→ Kısa görev a: Aşağıdaki Fas Adalet Bakanı haberini baştan sona hiçbir şeyini değiştirmeden tekrarla.

→ Seçilen metin:

★ ★ ★

Fas Adalet Bakanı Vehbi: Tek bir insan hakları kavramı yoktur

Lizbon'da Avrupa ile Güney Akdeniz arasındaki ortak yasal alanın genişletilmesi konulu bir konferans düzenlendi.

Fas Adalet Bakanı Abdullatif Vehbi, Lizbon’daki konferansta ‘Güney Programı’ hakkında konuşma yaptı. (Şarku’l Avsat)
Fas Adalet Bakanı Abdullatif Vehbi, Lizbon’daki konferansta ‘Güney Programı’ hakkında konuşma yaptı. (Şarku’l Avsat)
TT

Fas Adalet Bakanı Vehbi: Tek bir insan hakları kavramı yoktur

Fas Adalet Bakanı Abdullatif Vehbi, Lizbon’daki konferansta ‘Güney Programı’ hakkında konuşma yaptı. (Şarku’l Avsat)
Fas Adalet Bakanı Abdullatif Vehbi, Lizbon’daki konferansta ‘Güney Programı’ hakkında konuşma yaptı. (Şarku’l Avsat)

Avrupa Birliği (AB) ve Avrupa Konseyi tarafından Lizbon'un ev sahipliğinde pazartesi günü başlatılan ve iki gün süren ‘Güney Programı’nın beşinci oturumu etkinliklerine katılan Fas Adalet Bakanı Abdullatif Vehbi, Müslüman toplumlarda insan hakları kültürüne saygı duyarken bunun mahremiyeti, dini ve milli değerleri çiğnemesine izin verilmemesi gerektiğini söyledi. Vehbi, yaptığı konuşmada şu ifadeleri kullandı:
“Batı’nın, kendi kavramlarıyla oluşan bir insan hakları kültürünü Güney Akdeniz bölgesine dayatmaya çalışması, dini ve insani değerleriyle öne çıkan Müslüman toplumlarda insan hakları kültürüne karşı katı tutumu ve hassasiyetleri artırıyor. Müslüman toplumlardaki insan hakları kültürü görüşü, Batı ülkelerinin insan hakları kültürü görüşünden farklı olabilir. Dinimize, kültürümüze ve değerlerimize göre aile bizim için kutsaldır. Batı'nın buna saygı duymasını, özgürlükler ve haklar kültürü olarak yeni bir aile kavramını bize dayatmamasını istiyoruz. Batı’nın değerlerimiz arasındaki fikri ve ideolojik farklılıkların normal olduğunu, her kültüre ayrı ayrı saygı duyulması gerektiğini ve birinin diğerini feshedemeyeceğini anlaması gerekiyor.”

★ ★ ★

→ İşlenecek kayıtlar:
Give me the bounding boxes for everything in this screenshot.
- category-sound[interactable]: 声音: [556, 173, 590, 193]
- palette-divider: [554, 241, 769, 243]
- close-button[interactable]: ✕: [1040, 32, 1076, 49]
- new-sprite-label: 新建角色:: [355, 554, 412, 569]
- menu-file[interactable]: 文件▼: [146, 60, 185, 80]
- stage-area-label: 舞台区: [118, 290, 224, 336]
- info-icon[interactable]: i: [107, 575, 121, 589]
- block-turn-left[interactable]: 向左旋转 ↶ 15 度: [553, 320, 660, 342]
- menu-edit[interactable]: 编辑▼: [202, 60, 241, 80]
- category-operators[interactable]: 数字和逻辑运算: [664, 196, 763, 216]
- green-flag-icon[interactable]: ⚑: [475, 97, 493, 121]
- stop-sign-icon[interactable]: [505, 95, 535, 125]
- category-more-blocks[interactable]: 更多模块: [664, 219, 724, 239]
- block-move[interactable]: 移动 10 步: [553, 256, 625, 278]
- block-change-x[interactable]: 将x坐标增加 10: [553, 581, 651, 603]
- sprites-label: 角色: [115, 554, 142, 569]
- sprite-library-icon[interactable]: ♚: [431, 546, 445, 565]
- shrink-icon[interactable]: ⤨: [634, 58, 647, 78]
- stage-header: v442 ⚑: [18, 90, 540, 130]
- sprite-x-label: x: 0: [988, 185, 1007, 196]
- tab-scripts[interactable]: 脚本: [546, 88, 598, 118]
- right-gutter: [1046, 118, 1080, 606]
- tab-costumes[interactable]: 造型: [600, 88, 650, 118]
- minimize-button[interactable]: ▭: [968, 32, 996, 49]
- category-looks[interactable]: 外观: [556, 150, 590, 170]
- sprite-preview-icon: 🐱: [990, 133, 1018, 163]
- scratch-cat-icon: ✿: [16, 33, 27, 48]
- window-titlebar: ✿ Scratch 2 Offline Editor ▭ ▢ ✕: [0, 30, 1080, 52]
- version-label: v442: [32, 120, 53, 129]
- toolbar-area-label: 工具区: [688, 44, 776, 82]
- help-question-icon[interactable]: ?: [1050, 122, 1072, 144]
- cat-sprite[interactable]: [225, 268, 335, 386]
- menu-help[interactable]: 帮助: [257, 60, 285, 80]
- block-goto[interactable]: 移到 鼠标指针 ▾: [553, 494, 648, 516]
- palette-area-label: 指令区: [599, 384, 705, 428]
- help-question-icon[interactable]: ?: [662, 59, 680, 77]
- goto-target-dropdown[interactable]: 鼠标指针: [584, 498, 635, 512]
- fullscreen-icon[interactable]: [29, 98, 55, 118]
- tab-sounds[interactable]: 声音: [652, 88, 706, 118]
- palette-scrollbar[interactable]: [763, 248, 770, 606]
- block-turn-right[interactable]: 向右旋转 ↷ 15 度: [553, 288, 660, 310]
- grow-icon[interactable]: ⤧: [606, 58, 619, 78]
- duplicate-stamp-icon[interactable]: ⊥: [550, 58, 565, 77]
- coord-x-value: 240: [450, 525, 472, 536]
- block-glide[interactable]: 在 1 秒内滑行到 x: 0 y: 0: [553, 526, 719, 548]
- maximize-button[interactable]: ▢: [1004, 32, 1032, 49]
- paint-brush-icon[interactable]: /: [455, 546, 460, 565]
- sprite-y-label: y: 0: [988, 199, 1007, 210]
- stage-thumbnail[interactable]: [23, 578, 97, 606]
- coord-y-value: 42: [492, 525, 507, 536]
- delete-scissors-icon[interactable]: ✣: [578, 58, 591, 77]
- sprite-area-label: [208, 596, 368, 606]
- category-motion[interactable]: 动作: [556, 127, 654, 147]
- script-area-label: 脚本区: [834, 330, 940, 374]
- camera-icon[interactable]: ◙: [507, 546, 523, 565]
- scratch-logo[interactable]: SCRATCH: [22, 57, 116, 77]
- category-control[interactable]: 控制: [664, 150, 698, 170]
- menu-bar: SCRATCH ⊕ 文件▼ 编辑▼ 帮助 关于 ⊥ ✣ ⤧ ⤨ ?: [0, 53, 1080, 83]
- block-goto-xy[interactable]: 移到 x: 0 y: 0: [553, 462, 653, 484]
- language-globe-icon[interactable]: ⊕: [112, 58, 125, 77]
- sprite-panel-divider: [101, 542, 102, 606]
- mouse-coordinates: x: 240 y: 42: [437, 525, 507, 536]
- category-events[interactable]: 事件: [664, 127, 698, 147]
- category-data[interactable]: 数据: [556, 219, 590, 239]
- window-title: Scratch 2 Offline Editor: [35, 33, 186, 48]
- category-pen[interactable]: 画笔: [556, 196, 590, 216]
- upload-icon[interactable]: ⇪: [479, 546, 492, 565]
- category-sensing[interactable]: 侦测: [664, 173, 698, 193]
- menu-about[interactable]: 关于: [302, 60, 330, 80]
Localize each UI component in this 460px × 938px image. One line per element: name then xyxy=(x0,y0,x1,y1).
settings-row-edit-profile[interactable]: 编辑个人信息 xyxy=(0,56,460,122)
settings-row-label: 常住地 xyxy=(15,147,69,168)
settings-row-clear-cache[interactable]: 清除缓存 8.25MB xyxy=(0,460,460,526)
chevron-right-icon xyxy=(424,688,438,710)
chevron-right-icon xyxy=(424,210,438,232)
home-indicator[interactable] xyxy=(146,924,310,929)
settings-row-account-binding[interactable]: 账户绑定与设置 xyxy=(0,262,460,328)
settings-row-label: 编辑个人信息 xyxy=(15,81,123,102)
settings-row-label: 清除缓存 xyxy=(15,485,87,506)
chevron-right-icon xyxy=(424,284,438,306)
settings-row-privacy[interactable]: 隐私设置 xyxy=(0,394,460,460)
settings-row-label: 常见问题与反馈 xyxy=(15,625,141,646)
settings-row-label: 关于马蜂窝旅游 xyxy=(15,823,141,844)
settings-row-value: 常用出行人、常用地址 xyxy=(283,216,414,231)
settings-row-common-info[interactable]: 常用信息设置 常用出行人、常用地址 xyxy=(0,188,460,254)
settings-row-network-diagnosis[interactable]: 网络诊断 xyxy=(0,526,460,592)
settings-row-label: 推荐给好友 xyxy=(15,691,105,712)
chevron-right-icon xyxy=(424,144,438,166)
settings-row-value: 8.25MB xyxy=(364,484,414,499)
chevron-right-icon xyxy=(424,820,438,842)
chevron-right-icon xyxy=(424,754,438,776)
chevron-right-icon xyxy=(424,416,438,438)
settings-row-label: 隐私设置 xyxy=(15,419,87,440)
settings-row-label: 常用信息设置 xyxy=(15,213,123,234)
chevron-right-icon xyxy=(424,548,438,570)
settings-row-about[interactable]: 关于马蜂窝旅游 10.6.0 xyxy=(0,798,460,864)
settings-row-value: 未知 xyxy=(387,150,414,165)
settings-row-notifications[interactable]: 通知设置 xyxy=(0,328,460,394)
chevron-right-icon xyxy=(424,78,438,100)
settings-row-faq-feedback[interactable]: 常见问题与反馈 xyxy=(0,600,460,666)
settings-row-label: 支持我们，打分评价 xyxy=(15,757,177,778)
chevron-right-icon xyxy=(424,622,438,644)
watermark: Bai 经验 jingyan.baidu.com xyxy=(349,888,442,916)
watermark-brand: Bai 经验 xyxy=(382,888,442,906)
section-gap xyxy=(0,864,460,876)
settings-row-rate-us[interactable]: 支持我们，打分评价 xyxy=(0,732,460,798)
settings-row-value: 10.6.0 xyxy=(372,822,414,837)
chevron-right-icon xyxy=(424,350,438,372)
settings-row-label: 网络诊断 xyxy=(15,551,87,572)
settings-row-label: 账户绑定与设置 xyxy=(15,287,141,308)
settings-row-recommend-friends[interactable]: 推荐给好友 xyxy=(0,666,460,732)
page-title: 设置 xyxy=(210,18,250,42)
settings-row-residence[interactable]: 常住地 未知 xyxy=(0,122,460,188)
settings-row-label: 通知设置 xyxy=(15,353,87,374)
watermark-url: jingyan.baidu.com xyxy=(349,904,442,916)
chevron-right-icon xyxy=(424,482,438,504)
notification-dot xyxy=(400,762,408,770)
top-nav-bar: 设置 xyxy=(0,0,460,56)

★ ★ ★

→ Kısa görev b: Yukarıdaki kayıtların ilk satırından "- help-question-icon[interactable]: ?: [1050, 122, 1072, 144]" geçen satıra kadar, iki uç da dahil, yalnızca bu satırları bir JSON dizisine dök. Her satır ayrı bir metin olsun, boş satırları alma.

→ Doğru çıktı a:
Fas Adalet Bakanı Vehbi: Tek bir insan hakları kavramı yoktur

Lizbon'da Avrupa ile Güney Akdeniz arasındaki ortak yasal alanın genişletilmesi konulu bir konferans düzenlendi.

Fas Adalet Bakanı Abdullatif Vehbi, Lizbon’daki konferansta ‘Güney Programı’ hakkında konuşma yaptı. (Şarku’l Avsat)
Fas Adalet Bakanı Abdullatif Vehbi, Lizbon’daki konferansta ‘Güney Programı’ hakkında konuşma yaptı. (Şarku’l Avsat)
TT

Fas Adalet Bakanı Vehbi: Tek bir insan hakları kavramı yoktur

Fas Adalet Bakanı Abdullatif Vehbi, Lizbon’daki konferansta ‘Güney Programı’ hakkında konuşma yaptı. (Şarku’l Avsat)
Fas Adalet Bakanı Abdullatif Vehbi, Lizbon’daki konferansta ‘Güney Programı’ hakkında konuşma yaptı. (Şarku’l Avsat)

Avrupa Birliği (AB) ve Avrupa Konseyi tarafından Lizbon'un ev sahipliğinde pazartesi günü başlatılan ve iki gün süren ‘Güney Programı’nın beşinci oturumu etkinliklerine katılan Fas Adalet Bakanı Abdullatif Vehbi, Müslüman toplumlarda insan hakları kültürüne saygı duyarken bunun mahremiyeti, dini ve milli değerleri çiğnemesine izin verilmemesi gerektiğini söyledi. Vehbi, yaptığı konuşmada şu ifadeleri kullandı:
“Batı’nın, kendi kavramlarıyla oluşan bir insan hakları kültürünü Güney Akdeniz bölgesine dayatmaya çalışması, dini ve insani değerleriyle öne çıkan Müslüman toplumlarda insan hakları kültürüne karşı katı tutumu ve hassasiyetleri artırıyor. Müslüman toplumlardaki insan hakları kültürü görüşü, Batı ülkelerinin insan hakları kültürü görüşünden farklı olabilir. Dinimize, kültürümüze ve değerlerimize göre aile bizim için kutsaldır. Batı'nın buna saygı duymasını, özgürlükler ve haklar kültürü olarak yeni bir aile kavramını bize dayatmamasını istiyoruz. Batı’nın değerlerimiz arasındaki fikri ve ideolojik farklılıkların normal olduğunu, her kültüre ayrı ayrı saygı duyulması gerektiğini ve birinin diğerini feshedemeyeceğini anlaması gerekiyor.”

→ Doğru çıktı b:
[
  "Give me the bounding boxes for everything in this screenshot.",
  "- category-sound[interactable]: 声音: [556, 173, 590, 193]",
  "- palette-divider: [554, 241, 769, 243]",
  "- close-button[interactable]: ✕: [1040, 32, 1076, 49]",
  "- new-sprite-label: 新建角色:: [355, 554, 412, 569]",
  "- menu-file[interactable]: 文件▼: [146, 60, 185, 80]",
  "- stage-area-label: 舞台区: [118, 290, 224, 336]",
  "- info-icon[interactable]: i: [107, 575, 121, 589]",
  "- block-turn-left[interactable]: 向左旋转 ↶ 15 度: [553, 320, 660, 342]",
  "- menu-edit[interactable]: 编辑▼: [202, 60, 241, 80]",
  "- category-operators[interactable]: 数字和逻辑运算: [664, 196, 763, 216]",
  "- green-flag-icon[interactable]: ⚑: [475, 97, 493, 121]",
  "- stop-sign-icon[interactable]: [505, 95, 535, 125]",
  "- category-more-blocks[interactable]: 更多模块: [664, 219, 724, 239]",
  "- block-move[interactable]: 移动 10 步: [553, 256, 625, 278]",
  "- block-change-x[interactable]: 将x坐标增加 10: [553, 581, 651, 603]",
  "- sprites-label: 角色: [115, 554, 142, 569]",
  "- sprite-library-icon[interactable]: ♚: [431, 546, 445, 565]",
  "- shrink-icon[interactable]: ⤨: [634, 58, 647, 78]",
  "- stage-header: v442 ⚑: [18, 90, 540, 130]",
  "- sprite-x-label: x: 0: [988, 185, 1007, 196]",
  "- tab-scripts[interactable]: 脚本: [546, 88, 598, 118]",
  "- right-gutter: [1046, 118, 1080, 606]",
  "- tab-costumes[interactable]: 造型: [600, 88, 650, 118]",
  "- minimize-button[interactable]: ▭: [968, 32, 996, 49]",
  "- category-looks[interactable]: 外观: [556, 150, 590, 170]",
  "- sprite-preview-icon: 🐱: [990, 133, 1018, 163]",
  "- scratch-cat-icon: ✿: [16, 33, 27, 48]",
  "- window-titlebar: ✿ Scratch 2 Offline Editor ▭ ▢ ✕: [0, 30, 1080, 52]",
  "- version-label: v442: [32, 120, 53, 129]",
  "- toolbar-area-label: 工具区: [688, 44, 776, 82]",
  "- help-question-icon[interactable]: ?: [1050, 122, 1072, 144]"
]